Saved entries:
-----

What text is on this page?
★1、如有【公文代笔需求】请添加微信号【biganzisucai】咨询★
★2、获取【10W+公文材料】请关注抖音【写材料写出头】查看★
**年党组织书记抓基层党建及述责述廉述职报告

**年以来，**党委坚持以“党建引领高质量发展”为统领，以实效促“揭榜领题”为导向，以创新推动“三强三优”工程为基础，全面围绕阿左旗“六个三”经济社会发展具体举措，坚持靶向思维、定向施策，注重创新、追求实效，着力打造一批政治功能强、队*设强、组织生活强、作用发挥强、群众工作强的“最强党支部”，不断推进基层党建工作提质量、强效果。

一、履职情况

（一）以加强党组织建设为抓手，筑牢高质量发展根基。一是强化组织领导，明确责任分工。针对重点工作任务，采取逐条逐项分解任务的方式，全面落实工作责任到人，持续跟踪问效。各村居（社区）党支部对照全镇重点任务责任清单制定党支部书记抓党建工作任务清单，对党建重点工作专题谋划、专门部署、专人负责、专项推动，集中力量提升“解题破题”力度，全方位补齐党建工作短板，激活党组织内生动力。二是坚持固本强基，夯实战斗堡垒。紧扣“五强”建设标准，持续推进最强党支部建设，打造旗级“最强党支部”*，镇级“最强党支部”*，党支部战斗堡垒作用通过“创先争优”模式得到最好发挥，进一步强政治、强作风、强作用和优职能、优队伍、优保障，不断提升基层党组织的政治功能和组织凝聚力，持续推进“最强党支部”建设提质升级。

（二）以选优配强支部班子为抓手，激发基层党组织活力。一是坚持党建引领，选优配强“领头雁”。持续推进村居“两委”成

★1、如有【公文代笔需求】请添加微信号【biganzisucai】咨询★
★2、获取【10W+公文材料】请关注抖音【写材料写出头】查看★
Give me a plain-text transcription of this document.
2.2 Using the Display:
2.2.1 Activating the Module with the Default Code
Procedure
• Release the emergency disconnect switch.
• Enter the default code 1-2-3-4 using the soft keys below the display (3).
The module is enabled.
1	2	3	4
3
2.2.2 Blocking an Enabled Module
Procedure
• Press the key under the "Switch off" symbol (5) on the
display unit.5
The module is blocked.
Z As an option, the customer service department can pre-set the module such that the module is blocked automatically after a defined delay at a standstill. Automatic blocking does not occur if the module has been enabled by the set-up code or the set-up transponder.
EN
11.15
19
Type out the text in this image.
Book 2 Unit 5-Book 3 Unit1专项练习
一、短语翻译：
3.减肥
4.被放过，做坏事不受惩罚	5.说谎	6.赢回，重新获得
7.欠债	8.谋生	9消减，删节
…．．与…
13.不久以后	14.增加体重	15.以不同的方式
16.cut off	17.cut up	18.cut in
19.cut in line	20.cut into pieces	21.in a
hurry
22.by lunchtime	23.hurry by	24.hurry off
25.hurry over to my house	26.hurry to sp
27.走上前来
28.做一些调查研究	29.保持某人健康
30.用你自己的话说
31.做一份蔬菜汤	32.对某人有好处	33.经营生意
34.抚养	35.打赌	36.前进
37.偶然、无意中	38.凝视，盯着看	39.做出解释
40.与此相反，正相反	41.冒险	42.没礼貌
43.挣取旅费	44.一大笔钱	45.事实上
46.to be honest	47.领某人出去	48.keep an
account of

-----

■ **EXERCISE BRIEF**: Copy the material above, line for line.

■ **TASK RESULT**:
What text is on this page?
★1、如有【公文代笔需求】请添加微信号【biganzisucai】咨询★
★2、获取【10W+公文材料】请关注抖音【写材料写出头】查看★
**年党组织书记抓基层党建及述责述廉述职报告

**年以来，**党委坚持以“党建引领高质量发展”为统领，以实效促“揭榜领题”为导向，以创新推动“三强三优”工程为基础，全面围绕阿左旗“六个三”经济社会发展具体举措，坚持靶向思维、定向施策，注重创新、追求实效，着力打造一批政治功能强、队*设强、组织生活强、作用发挥强、群众工作强的“最强党支部”，不断推进基层党建工作提质量、强效果。

一、履职情况

（一）以加强党组织建设为抓手，筑牢高质量发展根基。一是强化组织领导，明确责任分工。针对重点工作任务，采取逐条逐项分解任务的方式，全面落实工作责任到人，持续跟踪问效。各村居（社区）党支部对照全镇重点任务责任清单制定党支部书记抓党建工作任务清单，对党建重点工作专题谋划、专门部署、专人负责、专项推动，集中力量提升“解题破题”力度，全方位补齐党建工作短板，激活党组织内生动力。二是坚持固本强基，夯实战斗堡垒。紧扣“五强”建设标准，持续推进最强党支部建设，打造旗级“最强党支部”*，镇级“最强党支部”*，党支部战斗堡垒作用通过“创先争优”模式得到最好发挥，进一步强政治、强作风、强作用和优职能、优队伍、优保障，不断提升基层党组织的政治功能和组织凝聚力，持续推进“最强党支部”建设提质升级。

（二）以选优配强支部班子为抓手，激发基层党组织活力。一是坚持党建引领，选优配强“领头雁”。持续推进村居“两委”成

★1、如有【公文代笔需求】请添加微信号【biganzisucai】咨询★
★2、获取【10W+公文材料】请关注抖音【写材料写出头】查看★
Give me a plain-text transcription of this document.
2.2 Using the Display:
2.2.1 Activating the Module with the Default Code
Procedure
• Release the emergency disconnect switch.
• Enter the default code 1-2-3-4 using the soft keys below the display (3).
The module is enabled.
1	2	3	4
3
2.2.2 Blocking an Enabled Module
Procedure
• Press the key under the "Switch off" symbol (5) on the
display unit.5
The module is blocked.
Z As an option, the customer service department can pre-set the module such that the module is blocked automatically after a defined delay at a standstill. Automatic blocking does not occur if the module has been enabled by the set-up code or the set-up transponder.
EN
11.15
19
Type out the text in this image.
Book 2 Unit 5-Book 3 Unit1专项练习
一、短语翻译：
3.减肥
4.被放过，做坏事不受惩罚	5.说谎	6.赢回，重新获得
7.欠债	8.谋生	9消减，删节
…．．与…
13.不久以后	14.增加体重	15.以不同的方式
16.cut off	17.cut up	18.cut in
19.cut in line	20.cut into pieces	21.in a
hurry
22.by lunchtime	23.hurry by	24.hurry off
25.hurry over to my house	26.hurry to sp
27.走上前来
28.做一些调查研究	29.保持某人健康
30.用你自己的话说
31.做一份蔬菜汤	32.对某人有好处	33.经营生意
34.抚养	35.打赌	36.前进
37.偶然、无意中	38.凝视，盯着看	39.做出解释
40.与此相反，正相反	41.冒险	42.没礼貌
43.挣取旅费	44.一大笔钱	45.事实上
46.to be honest	47.领某人出去	48.keep an
account of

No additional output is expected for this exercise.